What to do: State the number of lines that include the string "true", and write nothing else.

--- Begin Listing ---

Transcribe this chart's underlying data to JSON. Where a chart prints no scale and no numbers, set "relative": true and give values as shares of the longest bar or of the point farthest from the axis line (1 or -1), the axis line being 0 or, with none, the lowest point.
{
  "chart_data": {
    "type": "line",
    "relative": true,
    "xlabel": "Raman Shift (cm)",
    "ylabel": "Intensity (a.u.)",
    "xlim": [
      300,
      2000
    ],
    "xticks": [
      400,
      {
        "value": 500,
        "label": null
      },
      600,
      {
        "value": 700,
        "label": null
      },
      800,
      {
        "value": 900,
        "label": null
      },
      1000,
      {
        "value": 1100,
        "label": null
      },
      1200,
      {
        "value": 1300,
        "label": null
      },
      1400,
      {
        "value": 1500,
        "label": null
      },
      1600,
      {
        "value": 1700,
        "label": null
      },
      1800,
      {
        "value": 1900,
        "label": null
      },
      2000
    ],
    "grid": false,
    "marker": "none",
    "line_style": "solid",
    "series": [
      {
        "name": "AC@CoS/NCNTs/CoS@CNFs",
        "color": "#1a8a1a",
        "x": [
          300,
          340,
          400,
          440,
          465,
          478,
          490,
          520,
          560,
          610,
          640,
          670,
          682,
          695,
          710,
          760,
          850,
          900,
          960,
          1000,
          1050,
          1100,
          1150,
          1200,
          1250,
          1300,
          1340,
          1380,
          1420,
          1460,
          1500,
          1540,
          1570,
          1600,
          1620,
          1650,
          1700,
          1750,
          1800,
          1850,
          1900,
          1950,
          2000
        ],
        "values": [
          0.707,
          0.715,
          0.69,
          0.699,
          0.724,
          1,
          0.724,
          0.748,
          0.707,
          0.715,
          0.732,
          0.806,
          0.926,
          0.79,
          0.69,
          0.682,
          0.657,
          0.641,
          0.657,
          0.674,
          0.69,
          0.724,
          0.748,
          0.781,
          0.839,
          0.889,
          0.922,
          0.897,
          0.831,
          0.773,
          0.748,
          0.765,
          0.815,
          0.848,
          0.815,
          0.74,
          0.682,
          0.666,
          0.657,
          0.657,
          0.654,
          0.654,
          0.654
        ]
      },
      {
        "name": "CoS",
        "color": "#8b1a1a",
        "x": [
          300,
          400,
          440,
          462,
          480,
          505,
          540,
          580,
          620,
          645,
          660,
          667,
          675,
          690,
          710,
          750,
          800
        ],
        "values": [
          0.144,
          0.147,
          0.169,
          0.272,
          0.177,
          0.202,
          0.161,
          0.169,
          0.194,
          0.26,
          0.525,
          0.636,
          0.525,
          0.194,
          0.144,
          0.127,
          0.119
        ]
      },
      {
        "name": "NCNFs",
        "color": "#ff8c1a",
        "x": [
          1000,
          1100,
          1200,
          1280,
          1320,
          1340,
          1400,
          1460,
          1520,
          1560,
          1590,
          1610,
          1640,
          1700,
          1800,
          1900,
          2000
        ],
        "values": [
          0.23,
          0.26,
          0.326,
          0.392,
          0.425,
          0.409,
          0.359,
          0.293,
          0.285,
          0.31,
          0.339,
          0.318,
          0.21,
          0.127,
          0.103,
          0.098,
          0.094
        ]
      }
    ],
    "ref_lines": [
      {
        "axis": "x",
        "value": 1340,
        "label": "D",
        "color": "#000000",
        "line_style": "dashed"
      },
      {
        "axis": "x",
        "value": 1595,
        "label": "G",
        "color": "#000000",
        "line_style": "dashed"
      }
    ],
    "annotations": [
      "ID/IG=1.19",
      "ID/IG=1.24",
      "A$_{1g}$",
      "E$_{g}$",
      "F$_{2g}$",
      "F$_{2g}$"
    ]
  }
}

--- End Listing ---
--- Begin Listing ---

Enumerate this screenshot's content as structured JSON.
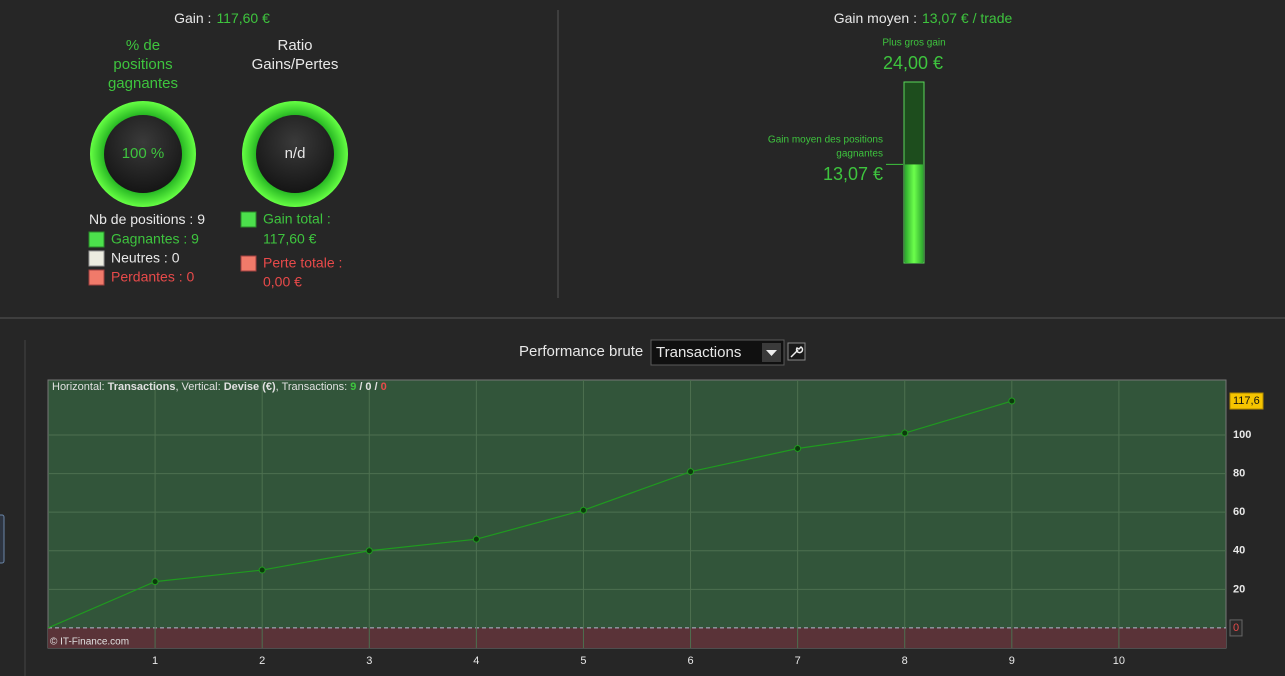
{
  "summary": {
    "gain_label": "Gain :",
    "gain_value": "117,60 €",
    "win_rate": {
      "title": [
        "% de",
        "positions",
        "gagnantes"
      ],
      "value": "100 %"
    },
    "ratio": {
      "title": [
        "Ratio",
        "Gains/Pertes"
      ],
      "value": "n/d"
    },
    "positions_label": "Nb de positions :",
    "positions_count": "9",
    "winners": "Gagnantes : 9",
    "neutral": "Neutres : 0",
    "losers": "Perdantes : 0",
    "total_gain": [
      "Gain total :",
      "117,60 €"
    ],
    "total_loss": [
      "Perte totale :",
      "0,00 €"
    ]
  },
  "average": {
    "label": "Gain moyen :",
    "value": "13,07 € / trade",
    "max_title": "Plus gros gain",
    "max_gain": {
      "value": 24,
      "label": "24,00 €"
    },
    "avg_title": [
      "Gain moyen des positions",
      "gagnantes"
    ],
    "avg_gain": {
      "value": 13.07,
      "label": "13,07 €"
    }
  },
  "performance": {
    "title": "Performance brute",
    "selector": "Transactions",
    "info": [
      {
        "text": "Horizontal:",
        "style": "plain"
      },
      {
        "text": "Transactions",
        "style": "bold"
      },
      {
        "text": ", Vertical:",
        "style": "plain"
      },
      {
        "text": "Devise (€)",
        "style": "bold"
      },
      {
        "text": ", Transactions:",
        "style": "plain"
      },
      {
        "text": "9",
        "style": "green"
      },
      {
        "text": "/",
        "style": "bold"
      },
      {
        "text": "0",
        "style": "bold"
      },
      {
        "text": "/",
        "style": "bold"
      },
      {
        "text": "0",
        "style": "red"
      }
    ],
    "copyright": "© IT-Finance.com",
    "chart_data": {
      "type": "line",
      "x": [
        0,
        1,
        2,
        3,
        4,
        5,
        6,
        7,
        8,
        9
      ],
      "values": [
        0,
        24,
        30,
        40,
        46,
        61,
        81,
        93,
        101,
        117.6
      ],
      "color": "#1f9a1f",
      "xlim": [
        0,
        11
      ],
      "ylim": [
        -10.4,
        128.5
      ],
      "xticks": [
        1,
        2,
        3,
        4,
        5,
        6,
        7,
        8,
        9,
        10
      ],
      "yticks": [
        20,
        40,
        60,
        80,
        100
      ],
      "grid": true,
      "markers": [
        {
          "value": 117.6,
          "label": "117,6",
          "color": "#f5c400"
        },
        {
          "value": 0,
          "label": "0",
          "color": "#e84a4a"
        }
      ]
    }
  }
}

--- End Listing ---

Final result: 3